Transcribe the records below exactly.
::::::::::
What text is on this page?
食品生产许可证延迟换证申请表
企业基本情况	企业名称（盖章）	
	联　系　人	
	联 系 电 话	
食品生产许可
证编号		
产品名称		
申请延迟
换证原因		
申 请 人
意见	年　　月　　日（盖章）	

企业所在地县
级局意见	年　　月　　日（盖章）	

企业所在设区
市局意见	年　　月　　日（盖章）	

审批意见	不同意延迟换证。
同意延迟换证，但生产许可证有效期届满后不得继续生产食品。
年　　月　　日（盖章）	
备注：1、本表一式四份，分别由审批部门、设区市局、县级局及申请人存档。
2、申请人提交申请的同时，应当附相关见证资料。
::::::::::
Answer for this exercise
What text is on this page?
食品生产许可证延迟换证申请表
企业基本情况	企业名称（盖章）	
	联　系　人	
	联 系 电 话	
食品生产许可
证编号		
产品名称		
申请延迟
换证原因		
申 请 人
意见	年　　月　　日（盖章）	

企业所在地县
级局意见	年　　月　　日（盖章）	

企业所在设区
市局意见	年　　月　　日（盖章）	

审批意见	不同意延迟换证。
同意延迟换证，但生产许可证有效期届满后不得继续生产食品。
年　　月　　日（盖章）	
备注：1、本表一式四份，分别由审批部门、设区市局、县级局及申请人存档。
2、申请人提交申请的同时，应当附相关见证资料。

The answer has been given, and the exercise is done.